Isolate every line in the data with the string "Chứng" and copy it.

▸ Extracted entries:

=======

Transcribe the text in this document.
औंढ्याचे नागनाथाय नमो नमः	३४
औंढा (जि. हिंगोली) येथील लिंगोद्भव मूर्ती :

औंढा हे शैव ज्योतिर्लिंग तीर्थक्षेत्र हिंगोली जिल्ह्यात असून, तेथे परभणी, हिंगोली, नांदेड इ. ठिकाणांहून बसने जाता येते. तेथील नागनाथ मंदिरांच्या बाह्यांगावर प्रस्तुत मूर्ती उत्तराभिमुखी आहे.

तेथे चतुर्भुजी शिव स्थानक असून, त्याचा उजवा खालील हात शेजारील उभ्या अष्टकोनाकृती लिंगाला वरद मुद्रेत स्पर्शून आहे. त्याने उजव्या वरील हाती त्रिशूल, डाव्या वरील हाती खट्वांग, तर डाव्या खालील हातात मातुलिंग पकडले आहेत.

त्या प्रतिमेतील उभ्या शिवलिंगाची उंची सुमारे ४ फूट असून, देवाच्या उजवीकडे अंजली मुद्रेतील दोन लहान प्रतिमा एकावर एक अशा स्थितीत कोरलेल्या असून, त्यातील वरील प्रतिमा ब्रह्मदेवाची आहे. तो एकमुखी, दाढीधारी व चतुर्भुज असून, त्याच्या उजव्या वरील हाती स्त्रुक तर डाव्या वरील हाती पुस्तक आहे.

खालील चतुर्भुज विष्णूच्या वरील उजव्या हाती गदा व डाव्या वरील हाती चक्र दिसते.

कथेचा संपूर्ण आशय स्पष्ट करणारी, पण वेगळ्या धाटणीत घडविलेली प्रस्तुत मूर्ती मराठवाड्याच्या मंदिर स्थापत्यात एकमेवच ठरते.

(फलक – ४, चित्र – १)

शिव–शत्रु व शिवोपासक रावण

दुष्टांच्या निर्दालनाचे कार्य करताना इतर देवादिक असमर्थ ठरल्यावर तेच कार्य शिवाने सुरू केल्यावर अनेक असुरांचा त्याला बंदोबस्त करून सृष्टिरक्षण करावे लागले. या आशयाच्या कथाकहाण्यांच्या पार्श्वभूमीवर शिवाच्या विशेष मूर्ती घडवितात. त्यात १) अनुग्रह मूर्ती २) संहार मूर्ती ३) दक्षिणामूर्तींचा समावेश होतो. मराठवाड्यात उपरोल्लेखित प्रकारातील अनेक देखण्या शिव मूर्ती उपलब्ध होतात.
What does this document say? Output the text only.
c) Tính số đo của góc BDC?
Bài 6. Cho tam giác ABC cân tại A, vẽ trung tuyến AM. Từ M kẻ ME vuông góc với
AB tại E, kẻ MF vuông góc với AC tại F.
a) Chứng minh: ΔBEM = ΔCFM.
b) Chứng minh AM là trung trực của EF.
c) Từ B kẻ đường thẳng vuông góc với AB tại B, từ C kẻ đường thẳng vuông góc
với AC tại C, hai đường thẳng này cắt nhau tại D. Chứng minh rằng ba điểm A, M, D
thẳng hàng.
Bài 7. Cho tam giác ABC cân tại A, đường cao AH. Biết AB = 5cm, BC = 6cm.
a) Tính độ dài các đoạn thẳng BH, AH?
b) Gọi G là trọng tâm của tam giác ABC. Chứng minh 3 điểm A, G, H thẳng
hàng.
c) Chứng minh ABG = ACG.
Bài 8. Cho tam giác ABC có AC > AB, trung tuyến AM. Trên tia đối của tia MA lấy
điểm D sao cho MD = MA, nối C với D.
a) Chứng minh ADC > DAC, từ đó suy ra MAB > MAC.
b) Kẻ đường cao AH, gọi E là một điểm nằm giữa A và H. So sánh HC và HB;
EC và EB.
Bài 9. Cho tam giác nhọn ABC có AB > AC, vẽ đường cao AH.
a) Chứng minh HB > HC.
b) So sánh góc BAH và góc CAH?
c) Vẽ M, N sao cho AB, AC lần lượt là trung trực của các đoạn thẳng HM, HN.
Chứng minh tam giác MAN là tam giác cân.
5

=======

▸ Answer below:
a) Chứng minh: ΔBEM = ΔCFM.
b) Chứng minh AM là trung trực của EF.
với AC tại C, hai đường thẳng này cắt nhau tại D. Chứng minh rằng ba điểm A, M, D
b) Gọi G là trọng tâm của tam giác ABC. Chứng minh 3 điểm A, G, H thẳng
c) Chứng minh ABG = ACG.
a) Chứng minh ADC > DAC, từ đó suy ra MAB > MAC.
a) Chứng minh HB > HC.
Chứng minh tam giác MAN là tam giác cân.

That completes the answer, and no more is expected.